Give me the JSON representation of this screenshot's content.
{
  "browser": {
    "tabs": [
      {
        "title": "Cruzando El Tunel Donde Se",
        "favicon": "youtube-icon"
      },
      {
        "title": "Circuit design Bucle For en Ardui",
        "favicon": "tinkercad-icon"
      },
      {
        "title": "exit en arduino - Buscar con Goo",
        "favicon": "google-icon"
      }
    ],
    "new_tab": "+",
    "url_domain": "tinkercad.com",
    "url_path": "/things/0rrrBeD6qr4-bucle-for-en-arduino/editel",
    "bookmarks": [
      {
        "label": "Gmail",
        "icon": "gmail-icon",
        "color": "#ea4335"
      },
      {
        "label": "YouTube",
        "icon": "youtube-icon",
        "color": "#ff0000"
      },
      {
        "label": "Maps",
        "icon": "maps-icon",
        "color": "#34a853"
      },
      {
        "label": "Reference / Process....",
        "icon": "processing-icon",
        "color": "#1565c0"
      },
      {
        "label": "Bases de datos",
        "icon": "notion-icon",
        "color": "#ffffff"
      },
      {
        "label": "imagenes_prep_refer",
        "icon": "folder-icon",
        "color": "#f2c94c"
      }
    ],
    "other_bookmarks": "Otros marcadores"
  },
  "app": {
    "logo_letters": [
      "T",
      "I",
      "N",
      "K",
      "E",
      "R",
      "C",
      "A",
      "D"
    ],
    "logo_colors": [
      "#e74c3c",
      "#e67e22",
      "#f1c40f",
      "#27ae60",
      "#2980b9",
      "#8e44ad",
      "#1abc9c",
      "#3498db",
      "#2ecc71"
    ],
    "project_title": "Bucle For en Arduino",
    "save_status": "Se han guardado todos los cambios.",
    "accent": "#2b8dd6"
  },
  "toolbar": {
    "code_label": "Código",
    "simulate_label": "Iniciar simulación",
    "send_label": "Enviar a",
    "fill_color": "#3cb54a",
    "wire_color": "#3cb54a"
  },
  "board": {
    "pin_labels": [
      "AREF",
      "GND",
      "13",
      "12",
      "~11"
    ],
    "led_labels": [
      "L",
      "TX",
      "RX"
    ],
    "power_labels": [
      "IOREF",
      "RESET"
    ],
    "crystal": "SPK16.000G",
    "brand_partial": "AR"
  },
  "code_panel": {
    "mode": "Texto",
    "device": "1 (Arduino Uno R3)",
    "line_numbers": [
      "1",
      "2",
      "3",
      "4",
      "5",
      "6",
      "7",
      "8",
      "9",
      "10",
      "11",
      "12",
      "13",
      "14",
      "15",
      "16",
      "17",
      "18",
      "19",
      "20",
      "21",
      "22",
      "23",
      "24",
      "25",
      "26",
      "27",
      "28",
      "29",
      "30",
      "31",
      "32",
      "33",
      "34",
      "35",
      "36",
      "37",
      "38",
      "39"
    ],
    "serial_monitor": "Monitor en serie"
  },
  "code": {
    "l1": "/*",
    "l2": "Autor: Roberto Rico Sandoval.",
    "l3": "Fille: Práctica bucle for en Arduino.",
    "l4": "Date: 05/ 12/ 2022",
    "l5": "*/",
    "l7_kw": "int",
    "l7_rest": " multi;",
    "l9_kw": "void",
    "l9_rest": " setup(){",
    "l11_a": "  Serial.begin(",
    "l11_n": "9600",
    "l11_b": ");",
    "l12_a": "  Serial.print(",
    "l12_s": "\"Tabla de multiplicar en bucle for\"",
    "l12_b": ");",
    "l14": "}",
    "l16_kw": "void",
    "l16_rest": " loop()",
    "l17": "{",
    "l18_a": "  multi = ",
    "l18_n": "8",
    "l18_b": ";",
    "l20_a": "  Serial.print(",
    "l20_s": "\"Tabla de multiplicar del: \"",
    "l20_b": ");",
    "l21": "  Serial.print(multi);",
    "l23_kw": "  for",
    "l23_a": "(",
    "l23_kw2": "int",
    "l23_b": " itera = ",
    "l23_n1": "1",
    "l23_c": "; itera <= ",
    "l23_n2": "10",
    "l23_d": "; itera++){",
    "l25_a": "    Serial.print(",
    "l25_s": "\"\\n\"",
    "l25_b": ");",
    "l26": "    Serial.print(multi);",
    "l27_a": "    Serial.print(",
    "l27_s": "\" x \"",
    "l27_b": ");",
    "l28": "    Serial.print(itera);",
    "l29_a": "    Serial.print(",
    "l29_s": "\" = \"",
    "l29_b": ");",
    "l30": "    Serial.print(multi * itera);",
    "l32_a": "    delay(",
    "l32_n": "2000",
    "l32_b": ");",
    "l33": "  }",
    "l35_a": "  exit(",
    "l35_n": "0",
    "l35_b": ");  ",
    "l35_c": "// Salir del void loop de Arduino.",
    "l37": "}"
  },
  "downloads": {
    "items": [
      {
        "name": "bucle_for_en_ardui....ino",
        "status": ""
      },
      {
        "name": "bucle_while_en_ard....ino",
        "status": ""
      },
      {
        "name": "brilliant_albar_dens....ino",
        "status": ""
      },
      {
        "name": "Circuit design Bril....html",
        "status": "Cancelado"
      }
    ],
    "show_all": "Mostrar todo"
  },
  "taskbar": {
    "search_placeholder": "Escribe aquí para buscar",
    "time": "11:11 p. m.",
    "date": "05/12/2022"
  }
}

◆ ◆ ◆ ◆ ◆

WORK TO COMPLETE:
Each line above that includes the word "name" is to be copied.

SOLVED EXERCISE:
        "name": "bucle_for_en_ardui....ino",
        "name": "bucle_while_en_ard....ino",
        "name": "brilliant_albar_dens....ino",
        "name": "Circuit design Bril....html",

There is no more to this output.